## The data
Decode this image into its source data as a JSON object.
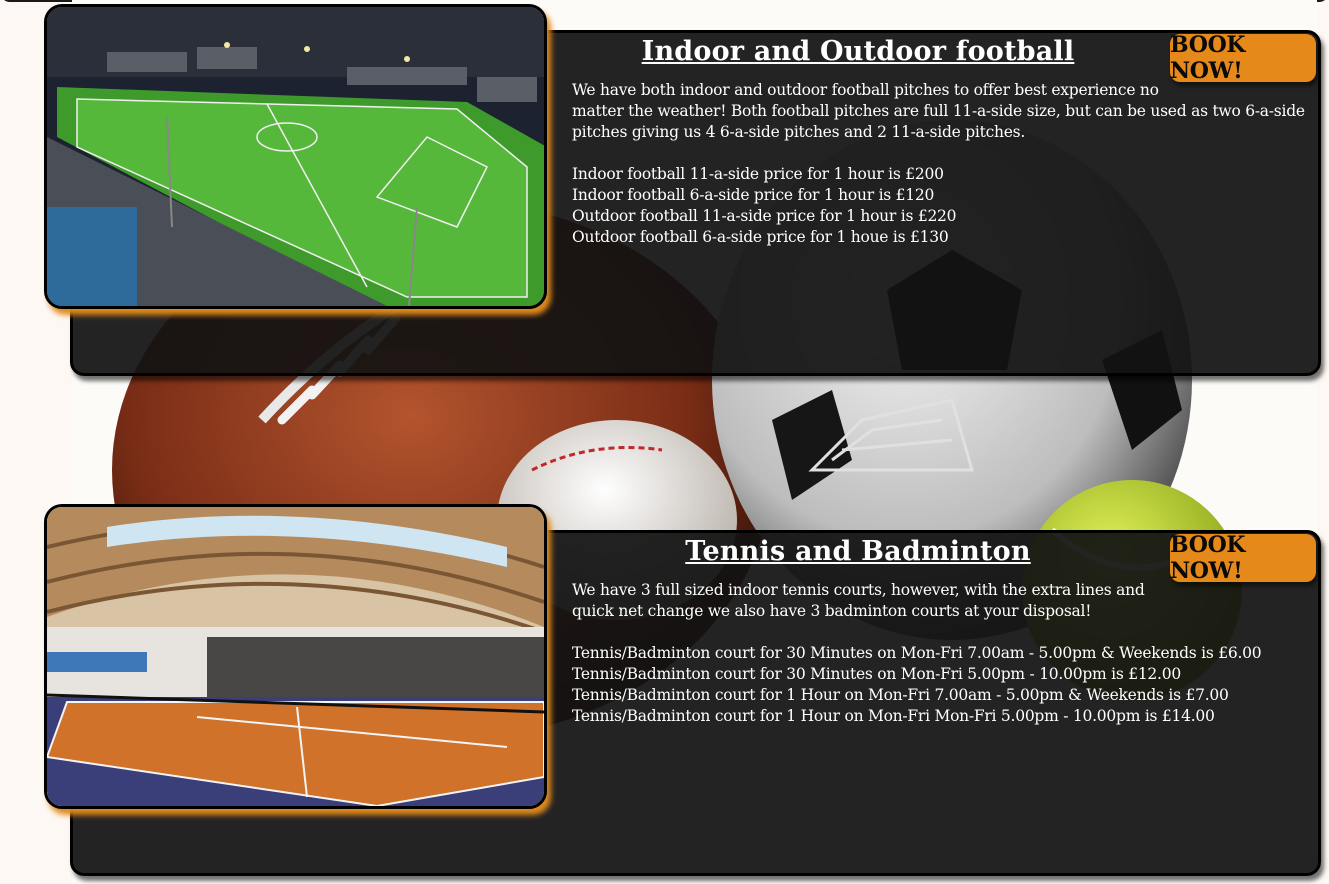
{
  "colors": {
    "accent": "#e5891a",
    "card_bg": "#121212",
    "text": "#ffffff"
  },
  "sections": [
    {
      "image_alt": "football-pitch-photo",
      "title": "Indoor and Outdoor football",
      "book_label": "BOOK NOW!",
      "description_lines": [
        "We have both indoor and outdoor football pitches to offer best experience no",
        "matter the weather! Both football pitches are full 11-a-side size, but can be used as two 6-a-side",
        "pitches giving us 4 6-a-side pitches and 2 11-a-side pitches."
      ],
      "prices": [
        "Indoor football 11-a-side price for 1 hour is £200",
        "Indoor football 6-a-side price for 1 hour is £120",
        "Outdoor football 11-a-side price for 1 hour is £220",
        "Outdoor football 6-a-side price for 1 houe is £130"
      ]
    },
    {
      "image_alt": "tennis-court-photo",
      "title": "Tennis and Badminton",
      "book_label": "BOOK NOW!",
      "description_lines": [
        "We have 3 full sized indoor tennis courts, however, with the extra lines and",
        "quick net change we also have 3 badminton courts at your disposal!"
      ],
      "prices": [
        "Tennis/Badminton court for 30 Minutes on Mon-Fri 7.00am - 5.00pm & Weekends is £6.00",
        "Tennis/Badminton court for 30 Minutes on Mon-Fri 5.00pm - 10.00pm is £12.00",
        "Tennis/Badminton court for 1 Hour on Mon-Fri 7.00am - 5.00pm & Weekends is £7.00",
        "Tennis/Badminton court for 1 Hour on Mon-Fri Mon-Fri 5.00pm - 10.00pm is £14.00"
      ]
    }
  ]
}
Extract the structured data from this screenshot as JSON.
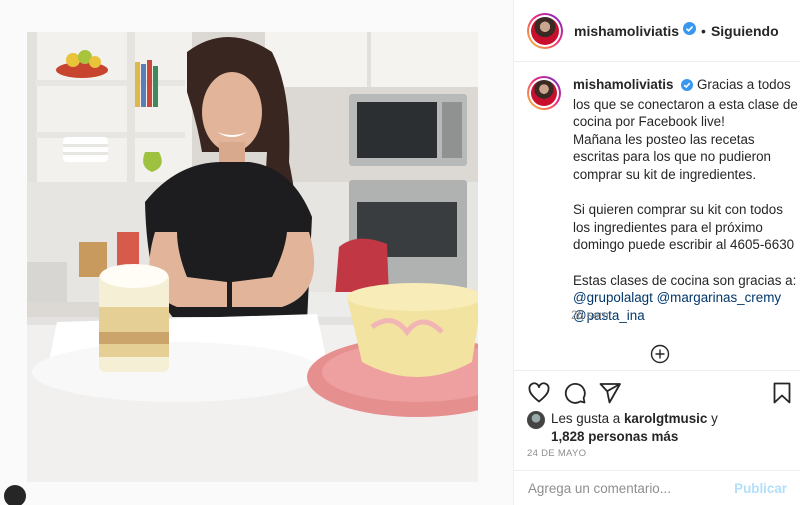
{
  "post": {
    "username": "mishamoliviatis",
    "follow_label": "Siguiendo",
    "separator": "•",
    "caption_lines": [
      "Gracias a todos",
      "los que se conectaron a esta clase de",
      "cocina por Facebook live!",
      "Mañana les posteo las recetas",
      "escritas para los que no pudieron",
      "comprar su kit de ingredientes."
    ],
    "caption_lines_2": [
      "Si quieren comprar su kit con todos",
      "los ingredientes para el próximo",
      "domingo puede escribir al 4605-6630"
    ],
    "caption_line_3": "Estas clases de cocina son gracias a:",
    "mentions": [
      "@grupolalagt",
      "@margarinas_cremy",
      "@pasta_ina"
    ],
    "caption_time": "26 sem",
    "likes_prefix": "Les gusta a",
    "likes_user": "karolgtmusic",
    "likes_connector": "y",
    "likes_count": "1,828 personas más",
    "date": "24 DE MAYO",
    "comment_placeholder": "Agrega un comentario...",
    "publish_label": "Publicar"
  },
  "icons": {
    "verified": "verified-badge-icon",
    "like": "heart-icon",
    "comment": "comment-icon",
    "share": "share-icon",
    "save": "bookmark-icon",
    "load_more": "plus-circle-icon"
  },
  "colors": {
    "link": "#00376b",
    "verified": "#3897f0",
    "publish_disabled": "#b2dffc",
    "muted": "#8e8e8e"
  }
}
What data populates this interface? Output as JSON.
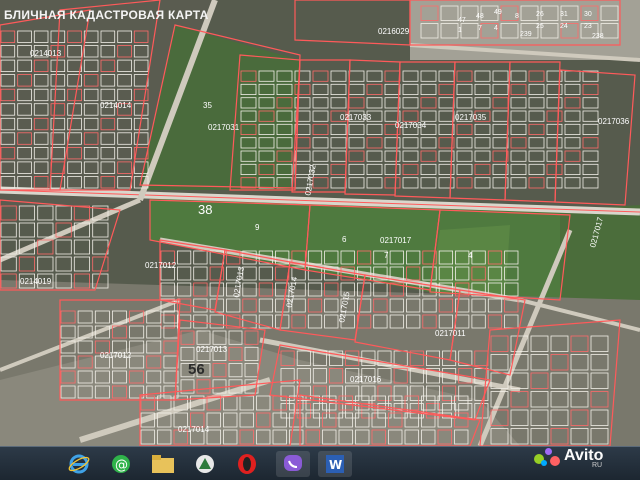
{
  "map": {
    "title": "БЛИЧНАЯ КАДАСТРОВАЯ КАРТА",
    "road_number": "38",
    "area_number": "56",
    "block_labels": [
      "0216029",
      "0214013",
      "0214014",
      "0217031",
      "0217032",
      "0217033",
      "0217034",
      "0217035",
      "0217036",
      "0217017",
      "0217017",
      "0214019",
      "0217012",
      "0217013",
      "0217014",
      "0217011",
      "0217015",
      "0217016",
      "0217012",
      "0217013",
      "0217014"
    ],
    "field_numbers": [
      "9",
      "6",
      "7",
      "4",
      "35"
    ],
    "top_right_numbers": [
      "47",
      "48",
      "49",
      "1",
      "7",
      "4",
      "8",
      "26",
      "31",
      "30",
      "25",
      "24",
      "23",
      "239",
      "238"
    ],
    "colors": {
      "boundary": "#ff5a5a",
      "field": "#4f7a3f",
      "road": "#b8b6ac",
      "soil": "#6f6c5e"
    }
  },
  "taskbar": {
    "icons": [
      "internet-explorer-icon",
      "browser-at-icon",
      "file-explorer-icon",
      "media-player-icon",
      "opera-icon",
      "viber-icon",
      "word-icon"
    ]
  },
  "watermark": {
    "text": "Avito",
    "sub": "RU"
  }
}
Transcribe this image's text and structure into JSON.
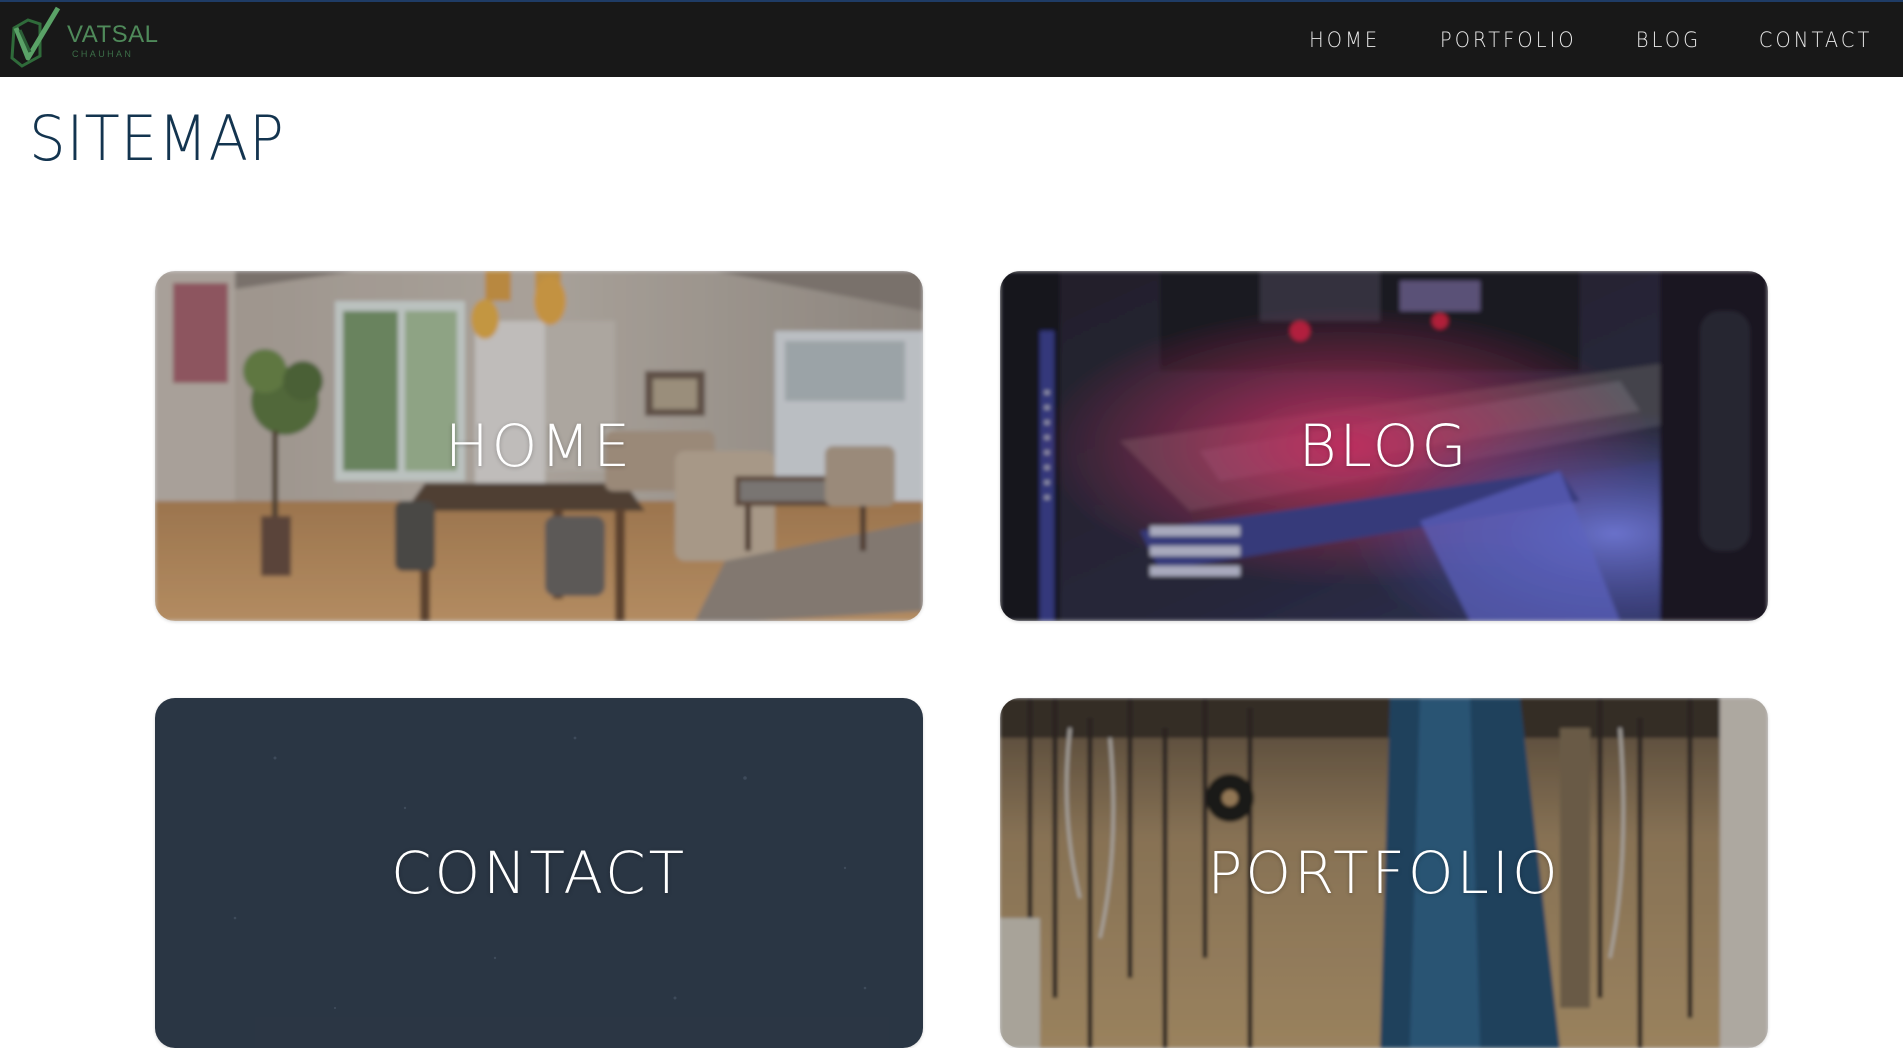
{
  "logo": {
    "name": "VATSAL",
    "subtitle": "CHAUHAN",
    "icon": "checkmark-logo-icon",
    "color": "#4f8a5a"
  },
  "nav": {
    "items": [
      {
        "label": "HOME"
      },
      {
        "label": "PORTFOLIO"
      },
      {
        "label": "BLOG"
      },
      {
        "label": "CONTACT"
      }
    ]
  },
  "page": {
    "title": "SITEMAP"
  },
  "tiles": [
    {
      "label": "HOME",
      "image": "living-room-photo"
    },
    {
      "label": "BLOG",
      "image": "pc-hardware-photo"
    },
    {
      "label": "CONTACT",
      "image": "night-sky-photo"
    },
    {
      "label": "PORTFOLIO",
      "image": "workshop-tools-photo"
    }
  ],
  "colors": {
    "header_bg": "#181818",
    "header_accent": "#1f3c66",
    "title": "#13344f",
    "nav_text": "#e9e9e9"
  }
}
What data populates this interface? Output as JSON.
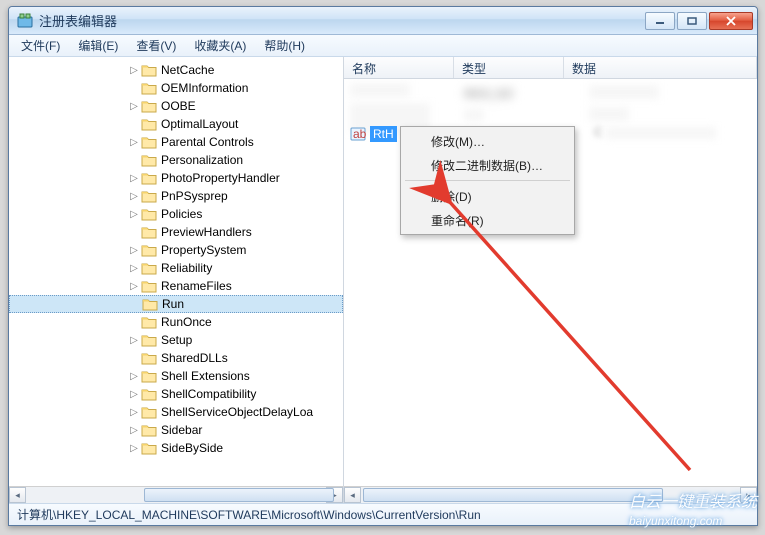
{
  "window": {
    "title": "注册表编辑器"
  },
  "menubar": [
    "文件(F)",
    "编辑(E)",
    "查看(V)",
    "收藏夹(A)",
    "帮助(H)"
  ],
  "tree": {
    "items": [
      {
        "label": "NetCache",
        "exp": "▷"
      },
      {
        "label": "OEMInformation",
        "exp": ""
      },
      {
        "label": "OOBE",
        "exp": "▷"
      },
      {
        "label": "OptimalLayout",
        "exp": ""
      },
      {
        "label": "Parental Controls",
        "exp": "▷"
      },
      {
        "label": "Personalization",
        "exp": ""
      },
      {
        "label": "PhotoPropertyHandler",
        "exp": "▷"
      },
      {
        "label": "PnPSysprep",
        "exp": "▷"
      },
      {
        "label": "Policies",
        "exp": "▷"
      },
      {
        "label": "PreviewHandlers",
        "exp": ""
      },
      {
        "label": "PropertySystem",
        "exp": "▷"
      },
      {
        "label": "Reliability",
        "exp": "▷"
      },
      {
        "label": "RenameFiles",
        "exp": "▷"
      },
      {
        "label": "Run",
        "exp": "",
        "selected": true
      },
      {
        "label": "RunOnce",
        "exp": ""
      },
      {
        "label": "Setup",
        "exp": "▷"
      },
      {
        "label": "SharedDLLs",
        "exp": ""
      },
      {
        "label": "Shell Extensions",
        "exp": "▷"
      },
      {
        "label": "ShellCompatibility",
        "exp": "▷"
      },
      {
        "label": "ShellServiceObjectDelayLoa",
        "exp": "▷"
      },
      {
        "label": "Sidebar",
        "exp": "▷"
      },
      {
        "label": "SideBySide",
        "exp": "▷"
      }
    ]
  },
  "columns": {
    "name": "名称",
    "type": "类型",
    "data": "数据"
  },
  "values": {
    "typelabel": "REG_SZ",
    "selname": "RtH",
    "selextra": "C"
  },
  "contextmenu": {
    "modify": "修改(M)…",
    "modify_bin": "修改二进制数据(B)…",
    "delete": "删除(D)",
    "rename": "重命名(R)"
  },
  "statusbar": {
    "path": "计算机\\HKEY_LOCAL_MACHINE\\SOFTWARE\\Microsoft\\Windows\\CurrentVersion\\Run"
  },
  "watermark": {
    "cn": "白云一键重装系统",
    "url": "baiyunxitong.com"
  },
  "colors": {
    "titlebar": "#cfe3f7",
    "selection": "#3399ff",
    "closebtn": "#d6452b"
  }
}
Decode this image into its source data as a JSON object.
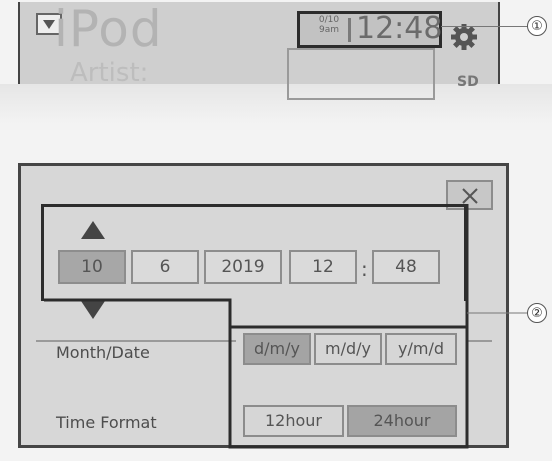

## Goal
Copy out the records above in full, exactly as written, but not the pictures.

## Response below
Decode this image into its source data as a JSON object.
{
  "colors": {
    "accent": "#e5891a",
    "card_bg": "#121212",
    "text": "#ffffff"
  },
  "sections": [
    {
      "image_alt": "football-pitch-photo",
      "title": "Indoor and Outdoor football",
      "book_label": "BOOK NOW!",
      "description_lines": [
        "We have both indoor and outdoor football pitches to offer best experience no",
        "matter the weather! Both football pitches are full 11-a-side size, but can be used as two 6-a-side",
        "pitches giving us 4 6-a-side pitches and 2 11-a-side pitches."
      ],
      "prices": [
        "Indoor football 11-a-side price for 1 hour is £200",
        "Indoor football 6-a-side price for 1 hour is £120",
        "Outdoor football 11-a-side price for 1 hour is £220",
        "Outdoor football 6-a-side price for 1 houe is £130"
      ]
    },
    {
      "image_alt": "tennis-court-photo",
      "title": "Tennis and Badminton",
      "book_label": "BOOK NOW!",
      "description_lines": [
        "We have 3 full sized indoor tennis courts, however, with the extra lines and",
        "quick net change we also have 3 badminton courts at your disposal!"
      ],
      "prices": [
        "Tennis/Badminton court for 30 Minutes on Mon-Fri 7.00am - 5.00pm & Weekends is £6.00",
        "Tennis/Badminton court for 30 Minutes on Mon-Fri 5.00pm - 10.00pm is £12.00",
        "Tennis/Badminton court for 1 Hour on Mon-Fri 7.00am - 5.00pm & Weekends is £7.00",
        "Tennis/Badminton court for 1 Hour on Mon-Fri Mon-Fri 5.00pm - 10.00pm is £14.00"
      ]
    }
  ]
}
Extract the structured data from this screenshot as JSON.
{
  "post": {
    "username": "mishamoliviatis",
    "follow_label": "Siguiendo",
    "separator": "•",
    "caption_lines": [
      "Gracias a todos",
      "los que se conectaron a esta clase de",
      "cocina por Facebook live!",
      "Mañana les posteo las recetas",
      "escritas para los que no pudieron",
      "comprar su kit de ingredientes."
    ],
    "caption_lines_2": [
      "Si quieren comprar su kit con todos",
      "los ingredientes para el próximo",
      "domingo puede escribir al 4605-6630"
    ],
    "caption_line_3": "Estas clases de cocina son gracias a:",
    "mentions": [
      "@grupolalagt",
      "@margarinas_cremy",
      "@pasta_ina"
    ],
    "caption_time": "26 sem",
    "likes_prefix": "Les gusta a",
    "likes_user": "karolgtmusic",
    "likes_connector": "y",
    "likes_count": "1,828 personas más",
    "date": "24 DE MAYO",
    "comment_placeholder": "Agrega un comentario...",
    "publish_label": "Publicar"
  },
  "icons": {
    "verified": "verified-badge-icon",
    "like": "heart-icon",
    "comment": "comment-icon",
    "share": "share-icon",
    "save": "bookmark-icon",
    "load_more": "plus-circle-icon"
  },
  "colors": {
    "link": "#00376b",
    "verified": "#3897f0",
    "publish_disabled": "#b2dffc",
    "muted": "#8e8e8e"
  }
}
What data populates this interface? Output as JSON.
{
  "map": {
    "title": "БЛИЧНАЯ КАДАСТРОВАЯ КАРТА",
    "road_number": "38",
    "area_number": "56",
    "block_labels": [
      "0216029",
      "0214013",
      "0214014",
      "0217031",
      "0217032",
      "0217033",
      "0217034",
      "0217035",
      "0217036",
      "0217017",
      "0217017",
      "0214019",
      "0217012",
      "0217013",
      "0217014",
      "0217011",
      "0217015",
      "0217016",
      "0217012",
      "0217013",
      "0217014"
    ],
    "field_numbers": [
      "9",
      "6",
      "7",
      "4",
      "35"
    ],
    "top_right_numbers": [
      "47",
      "48",
      "49",
      "1",
      "7",
      "4",
      "8",
      "26",
      "31",
      "30",
      "25",
      "24",
      "23",
      "239",
      "238"
    ],
    "colors": {
      "boundary": "#ff5a5a",
      "field": "#4f7a3f",
      "road": "#b8b6ac",
      "soil": "#6f6c5e"
    }
  },
  "taskbar": {
    "icons": [
      "internet-explorer-icon",
      "browser-at-icon",
      "file-explorer-icon",
      "media-player-icon",
      "opera-icon",
      "viber-icon",
      "word-icon"
    ]
  },
  "watermark": {
    "text": "Avito",
    "sub": "RU"
  }
}
Transcribe this image's text and structure into JSON.
{
  "logo": {
    "name": "VATSAL",
    "subtitle": "CHAUHAN",
    "icon": "checkmark-logo-icon",
    "color": "#4f8a5a"
  },
  "nav": {
    "items": [
      {
        "label": "HOME"
      },
      {
        "label": "PORTFOLIO"
      },
      {
        "label": "BLOG"
      },
      {
        "label": "CONTACT"
      }
    ]
  },
  "page": {
    "title": "SITEMAP"
  },
  "tiles": [
    {
      "label": "HOME",
      "image": "living-room-photo"
    },
    {
      "label": "BLOG",
      "image": "pc-hardware-photo"
    },
    {
      "label": "CONTACT",
      "image": "night-sky-photo"
    },
    {
      "label": "PORTFOLIO",
      "image": "workshop-tools-photo"
    }
  ],
  "colors": {
    "header_bg": "#181818",
    "header_accent": "#1f3c66",
    "title": "#13344f",
    "nav_text": "#e9e9e9"
  }
}
What data populates this interface? Output as JSON.
{
  "window": {
    "title": "注册表编辑器"
  },
  "menubar": [
    "文件(F)",
    "编辑(E)",
    "查看(V)",
    "收藏夹(A)",
    "帮助(H)"
  ],
  "tree": {
    "items": [
      {
        "label": "NetCache",
        "exp": "▷"
      },
      {
        "label": "OEMInformation",
        "exp": ""
      },
      {
        "label": "OOBE",
        "exp": "▷"
      },
      {
        "label": "OptimalLayout",
        "exp": ""
      },
      {
        "label": "Parental Controls",
        "exp": "▷"
      },
      {
        "label": "Personalization",
        "exp": ""
      },
      {
        "label": "PhotoPropertyHandler",
        "exp": "▷"
      },
      {
        "label": "PnPSysprep",
        "exp": "▷"
      },
      {
        "label": "Policies",
        "exp": "▷"
      },
      {
        "label": "PreviewHandlers",
        "exp": ""
      },
      {
        "label": "PropertySystem",
        "exp": "▷"
      },
      {
        "label": "Reliability",
        "exp": "▷"
      },
      {
        "label": "RenameFiles",
        "exp": "▷"
      },
      {
        "label": "Run",
        "exp": "",
        "selected": true
      },
      {
        "label": "RunOnce",
        "exp": ""
      },
      {
        "label": "Setup",
        "exp": "▷"
      },
      {
        "label": "SharedDLLs",
        "exp": ""
      },
      {
        "label": "Shell Extensions",
        "exp": "▷"
      },
      {
        "label": "ShellCompatibility",
        "exp": "▷"
      },
      {
        "label": "ShellServiceObjectDelayLoa",
        "exp": "▷"
      },
      {
        "label": "Sidebar",
        "exp": "▷"
      },
      {
        "label": "SideBySide",
        "exp": "▷"
      }
    ]
  },
  "columns": {
    "name": "名称",
    "type": "类型",
    "data": "数据"
  },
  "values": {
    "typelabel": "REG_SZ",
    "selname": "RtH",
    "selextra": "C"
  },
  "contextmenu": {
    "modify": "修改(M)…",
    "modify_bin": "修改二进制数据(B)…",
    "delete": "删除(D)",
    "rename": "重命名(R)"
  },
  "statusbar": {
    "path": "计算机\\HKEY_LOCAL_MACHINE\\SOFTWARE\\Microsoft\\Windows\\CurrentVersion\\Run"
  },
  "watermark": {
    "cn": "白云一键重装系统",
    "url": "baiyunxitong.com"
  },
  "colors": {
    "titlebar": "#cfe3f7",
    "selection": "#3399ff",
    "closebtn": "#d6452b"
  }
}
Decode this image into its source data as a JSON object.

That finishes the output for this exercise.